[BEGIN Data provided]

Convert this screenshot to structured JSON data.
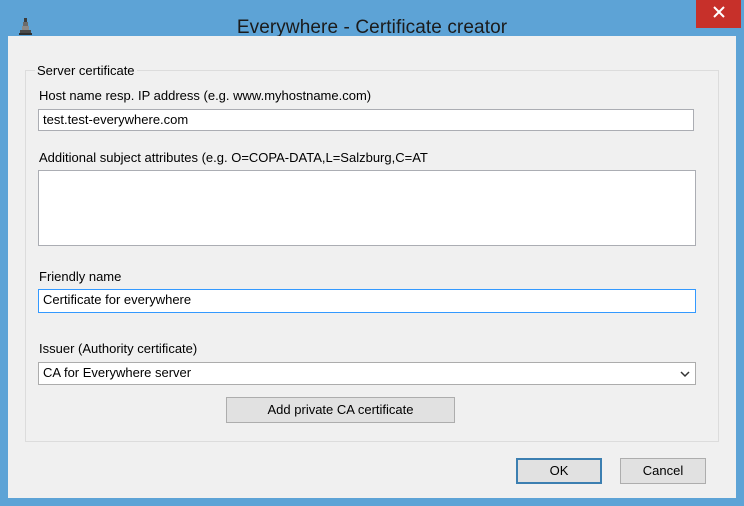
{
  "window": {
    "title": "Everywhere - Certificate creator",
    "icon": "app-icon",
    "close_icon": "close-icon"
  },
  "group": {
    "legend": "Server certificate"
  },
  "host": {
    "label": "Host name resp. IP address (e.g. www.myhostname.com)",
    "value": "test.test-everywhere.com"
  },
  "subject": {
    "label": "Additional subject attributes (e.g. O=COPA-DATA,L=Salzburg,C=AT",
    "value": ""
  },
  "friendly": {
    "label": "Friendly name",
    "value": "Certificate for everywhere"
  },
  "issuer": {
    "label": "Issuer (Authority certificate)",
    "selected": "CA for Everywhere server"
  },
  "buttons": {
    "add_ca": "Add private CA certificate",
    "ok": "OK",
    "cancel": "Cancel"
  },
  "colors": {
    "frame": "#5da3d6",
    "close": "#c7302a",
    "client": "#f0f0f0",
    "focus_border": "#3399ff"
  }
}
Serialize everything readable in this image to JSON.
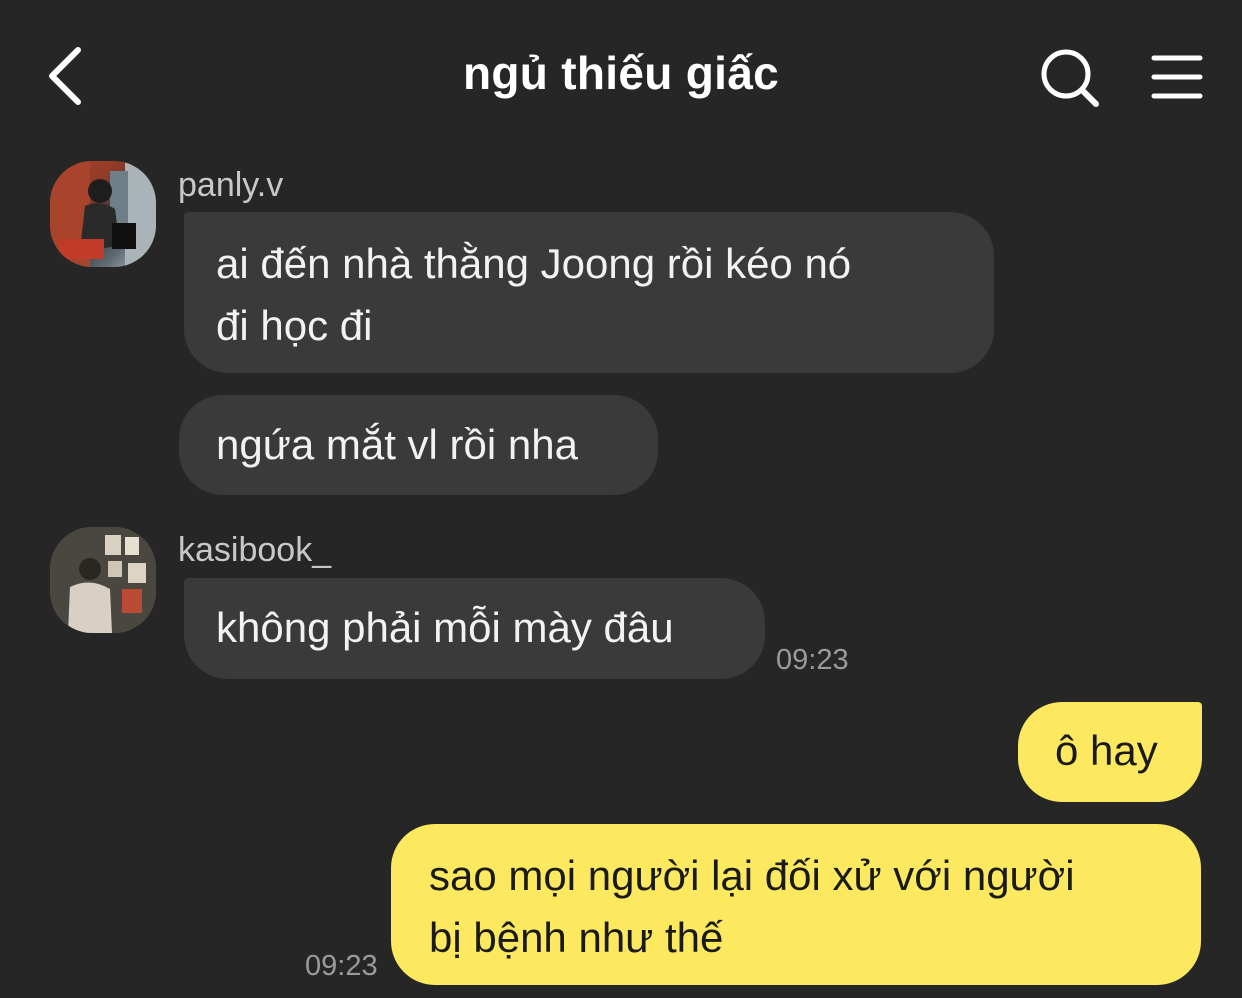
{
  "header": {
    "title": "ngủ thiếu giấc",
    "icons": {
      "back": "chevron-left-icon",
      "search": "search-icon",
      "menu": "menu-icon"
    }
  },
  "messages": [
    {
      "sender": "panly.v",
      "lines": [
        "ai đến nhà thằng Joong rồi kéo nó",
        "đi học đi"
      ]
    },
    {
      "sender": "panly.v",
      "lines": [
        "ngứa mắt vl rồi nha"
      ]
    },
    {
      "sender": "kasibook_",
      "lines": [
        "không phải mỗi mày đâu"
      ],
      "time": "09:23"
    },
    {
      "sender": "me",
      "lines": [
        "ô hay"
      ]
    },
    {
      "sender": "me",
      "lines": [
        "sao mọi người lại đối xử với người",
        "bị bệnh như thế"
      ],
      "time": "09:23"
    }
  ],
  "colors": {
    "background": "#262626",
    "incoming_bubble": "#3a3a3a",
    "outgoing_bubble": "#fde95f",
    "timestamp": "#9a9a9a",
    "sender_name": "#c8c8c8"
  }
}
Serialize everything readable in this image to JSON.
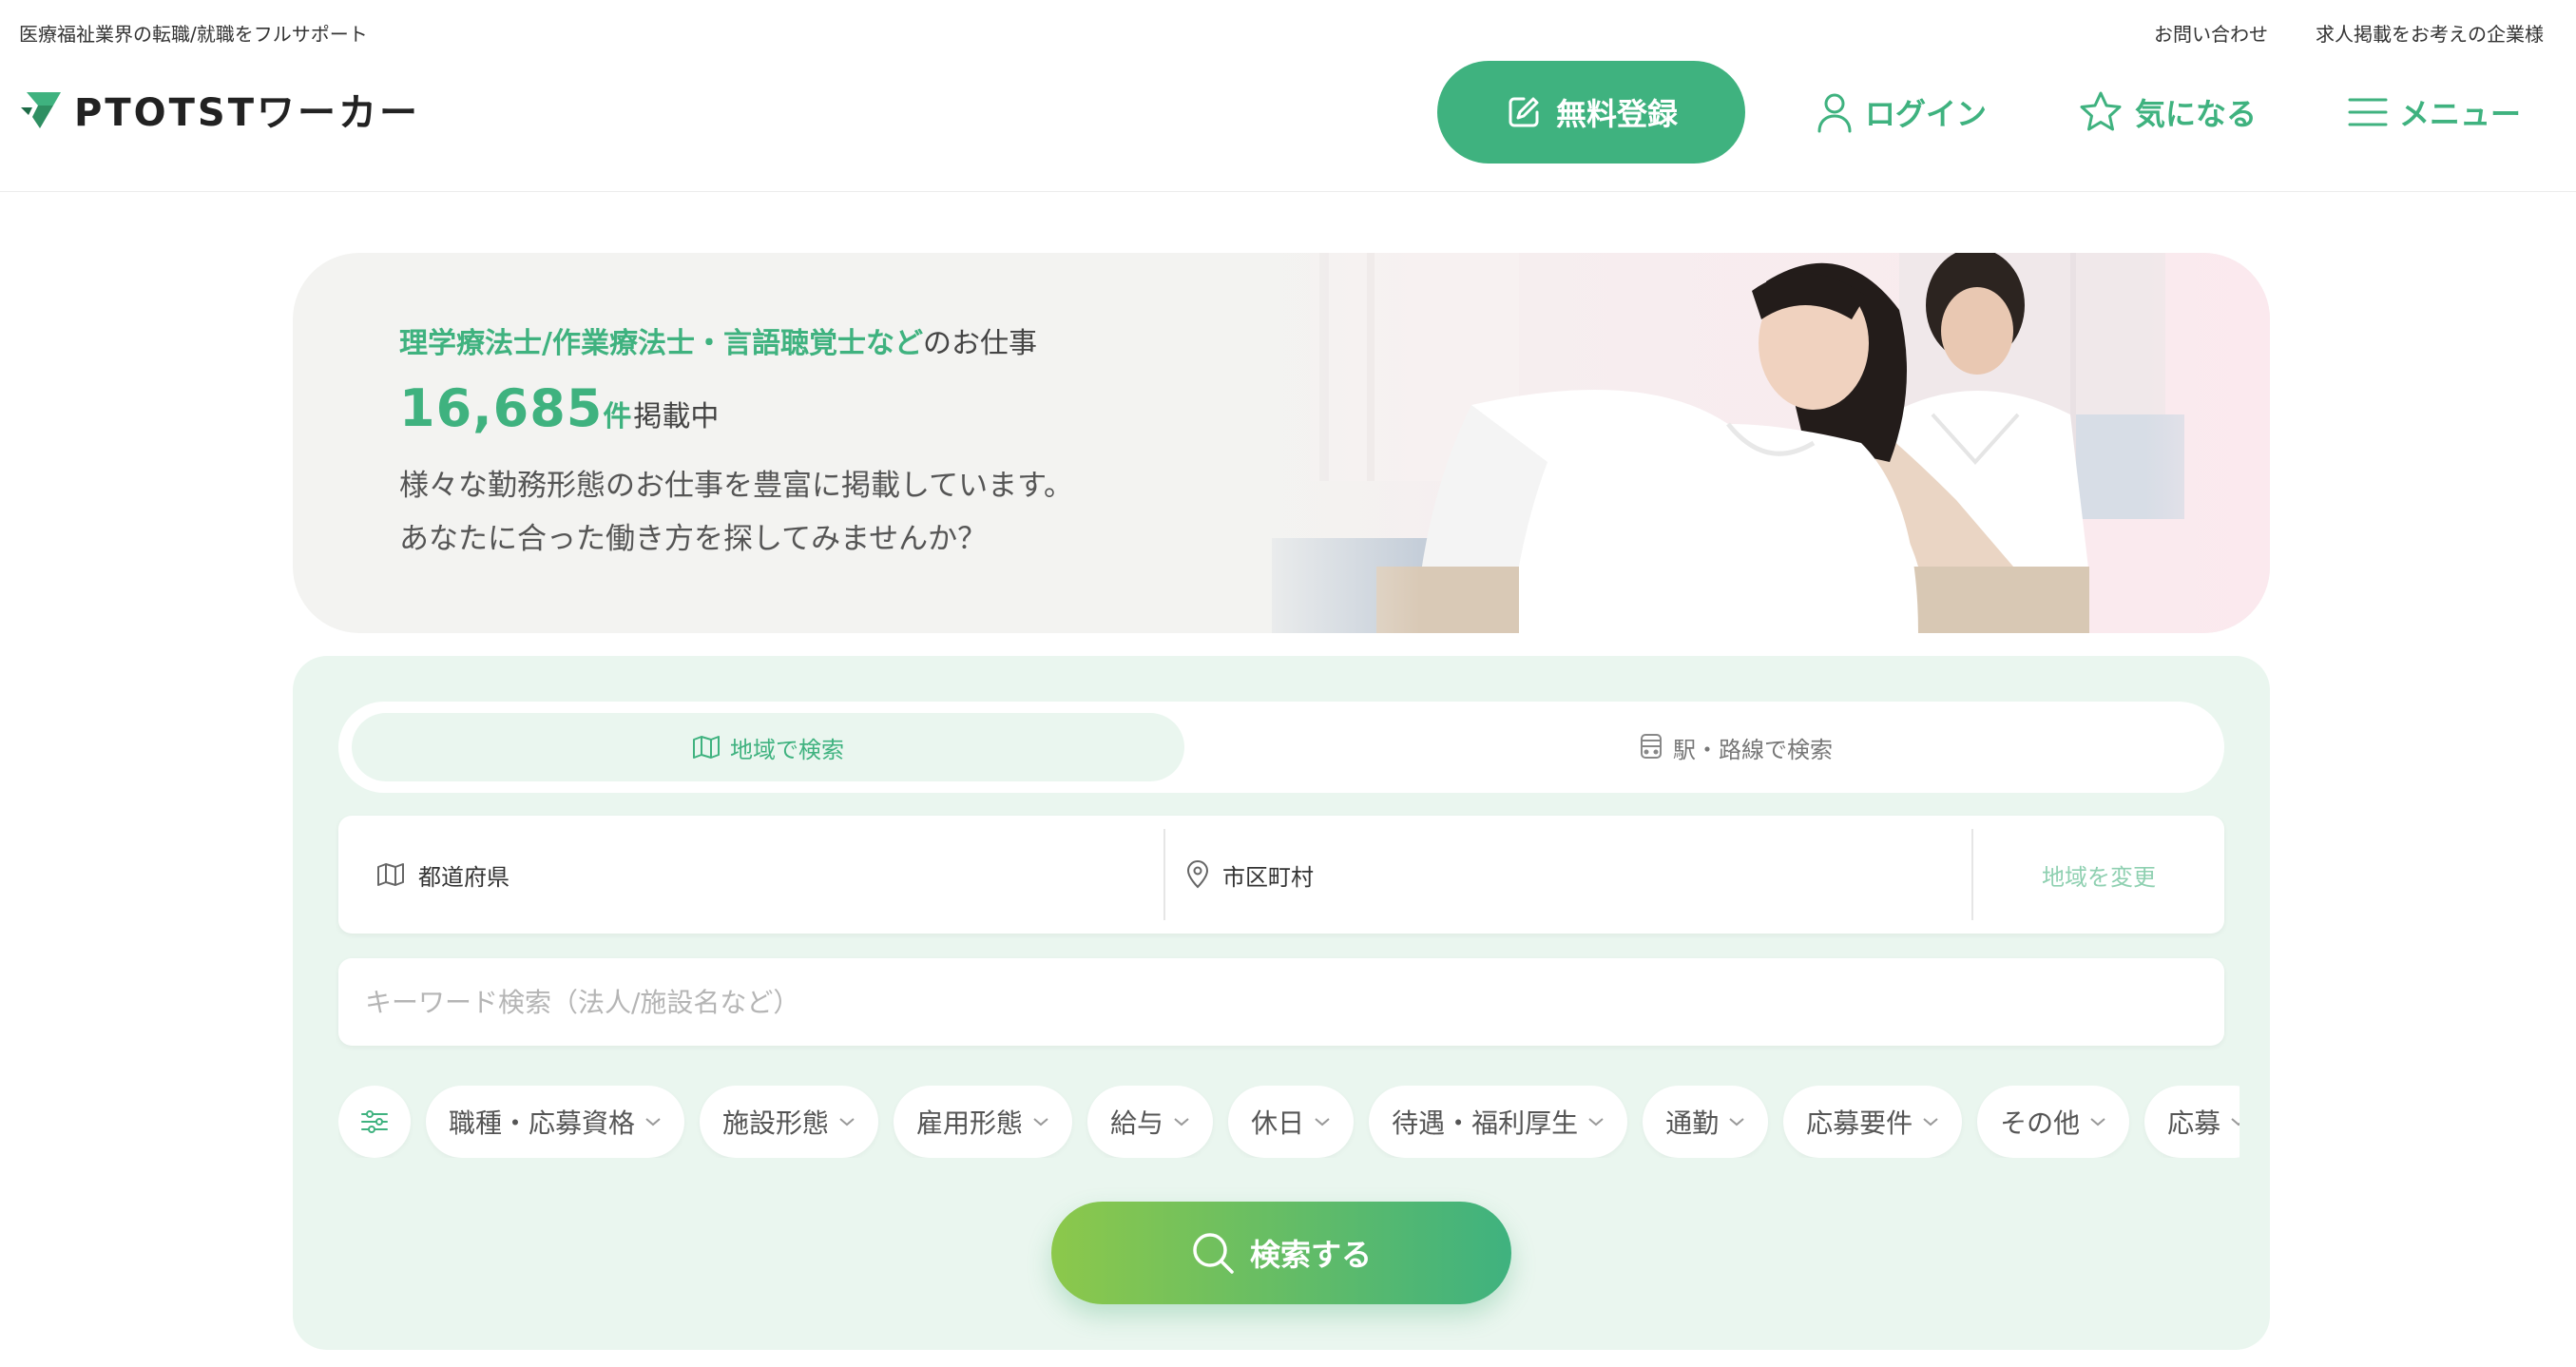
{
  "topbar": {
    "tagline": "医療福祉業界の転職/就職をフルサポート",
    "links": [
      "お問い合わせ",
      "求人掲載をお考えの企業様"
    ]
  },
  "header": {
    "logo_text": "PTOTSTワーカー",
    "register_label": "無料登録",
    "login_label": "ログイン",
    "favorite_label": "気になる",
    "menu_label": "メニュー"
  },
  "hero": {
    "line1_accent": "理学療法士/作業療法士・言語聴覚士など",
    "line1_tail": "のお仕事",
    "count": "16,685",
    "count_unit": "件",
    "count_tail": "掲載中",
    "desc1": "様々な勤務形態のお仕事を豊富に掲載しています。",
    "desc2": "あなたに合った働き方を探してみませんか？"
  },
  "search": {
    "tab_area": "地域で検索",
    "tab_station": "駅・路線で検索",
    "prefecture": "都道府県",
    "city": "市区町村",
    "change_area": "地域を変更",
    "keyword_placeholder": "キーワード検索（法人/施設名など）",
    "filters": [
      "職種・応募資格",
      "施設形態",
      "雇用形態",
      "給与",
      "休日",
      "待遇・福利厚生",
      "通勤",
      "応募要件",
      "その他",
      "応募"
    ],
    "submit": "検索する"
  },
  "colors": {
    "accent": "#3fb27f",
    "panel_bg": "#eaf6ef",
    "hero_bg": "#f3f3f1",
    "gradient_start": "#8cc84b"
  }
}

[END Data provided]

#### [Exercise description]
Pick out the lines containing the word "subject" and show them.

#### [Task result]
  "subject": {
    "label": "Additional subject attributes (e.g. O=COPA-DATA,L=Salzburg,C=AT",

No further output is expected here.